- GIVEN INFORMATION
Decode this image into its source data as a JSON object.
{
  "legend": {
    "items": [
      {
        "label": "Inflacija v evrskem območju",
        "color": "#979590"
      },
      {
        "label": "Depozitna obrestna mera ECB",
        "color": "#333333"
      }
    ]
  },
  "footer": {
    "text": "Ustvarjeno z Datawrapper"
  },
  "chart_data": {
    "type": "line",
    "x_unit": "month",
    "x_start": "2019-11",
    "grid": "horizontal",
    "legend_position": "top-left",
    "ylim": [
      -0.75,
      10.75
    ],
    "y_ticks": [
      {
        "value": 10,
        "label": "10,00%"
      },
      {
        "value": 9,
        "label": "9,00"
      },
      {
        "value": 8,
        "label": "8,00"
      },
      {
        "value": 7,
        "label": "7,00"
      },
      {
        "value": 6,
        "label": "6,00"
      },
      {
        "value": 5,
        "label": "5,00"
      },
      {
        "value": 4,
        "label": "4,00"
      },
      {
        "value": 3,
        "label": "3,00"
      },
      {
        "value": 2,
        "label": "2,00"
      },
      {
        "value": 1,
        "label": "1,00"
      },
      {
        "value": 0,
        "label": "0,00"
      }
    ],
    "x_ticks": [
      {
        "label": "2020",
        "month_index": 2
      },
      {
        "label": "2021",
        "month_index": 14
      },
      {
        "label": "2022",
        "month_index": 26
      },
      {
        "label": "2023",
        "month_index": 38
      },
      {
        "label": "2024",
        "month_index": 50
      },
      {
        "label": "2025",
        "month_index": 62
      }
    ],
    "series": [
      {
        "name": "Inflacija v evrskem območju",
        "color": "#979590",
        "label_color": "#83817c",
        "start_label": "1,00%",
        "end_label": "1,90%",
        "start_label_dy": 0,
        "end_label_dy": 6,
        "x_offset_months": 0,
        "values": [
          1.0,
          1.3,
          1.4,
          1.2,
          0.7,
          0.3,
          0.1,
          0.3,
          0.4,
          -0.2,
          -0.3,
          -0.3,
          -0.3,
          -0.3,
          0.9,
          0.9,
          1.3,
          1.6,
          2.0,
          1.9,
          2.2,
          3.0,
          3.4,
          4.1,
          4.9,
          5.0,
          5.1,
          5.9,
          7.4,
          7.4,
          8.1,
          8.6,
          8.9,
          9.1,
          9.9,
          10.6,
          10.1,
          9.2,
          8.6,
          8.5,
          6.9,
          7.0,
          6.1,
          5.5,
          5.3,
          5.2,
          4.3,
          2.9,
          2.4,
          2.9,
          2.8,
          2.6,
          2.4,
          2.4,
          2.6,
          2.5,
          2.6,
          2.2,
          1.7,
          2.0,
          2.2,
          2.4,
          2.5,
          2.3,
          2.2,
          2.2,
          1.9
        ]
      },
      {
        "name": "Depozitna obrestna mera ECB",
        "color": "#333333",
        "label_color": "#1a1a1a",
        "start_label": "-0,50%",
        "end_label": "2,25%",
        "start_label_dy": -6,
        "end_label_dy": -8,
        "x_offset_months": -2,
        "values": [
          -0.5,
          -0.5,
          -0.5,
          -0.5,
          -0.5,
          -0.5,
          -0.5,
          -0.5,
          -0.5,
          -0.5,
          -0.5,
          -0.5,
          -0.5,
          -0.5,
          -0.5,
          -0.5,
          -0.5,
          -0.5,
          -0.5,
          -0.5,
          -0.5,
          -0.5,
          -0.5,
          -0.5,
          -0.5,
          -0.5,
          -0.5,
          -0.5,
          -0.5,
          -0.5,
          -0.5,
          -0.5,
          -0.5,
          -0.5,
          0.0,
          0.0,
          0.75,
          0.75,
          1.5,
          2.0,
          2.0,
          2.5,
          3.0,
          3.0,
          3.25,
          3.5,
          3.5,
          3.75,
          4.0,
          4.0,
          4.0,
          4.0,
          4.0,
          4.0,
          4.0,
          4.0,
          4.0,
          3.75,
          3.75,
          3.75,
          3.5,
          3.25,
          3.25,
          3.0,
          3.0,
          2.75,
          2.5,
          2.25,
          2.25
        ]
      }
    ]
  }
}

- PROBLEM TO SOLVE
Keep only those lines of the records that hold "evrskem", and return them.

- RESULT OF THE TASK
        "label": "Inflacija v evrskem območju",
        "name": "Inflacija v evrskem območju",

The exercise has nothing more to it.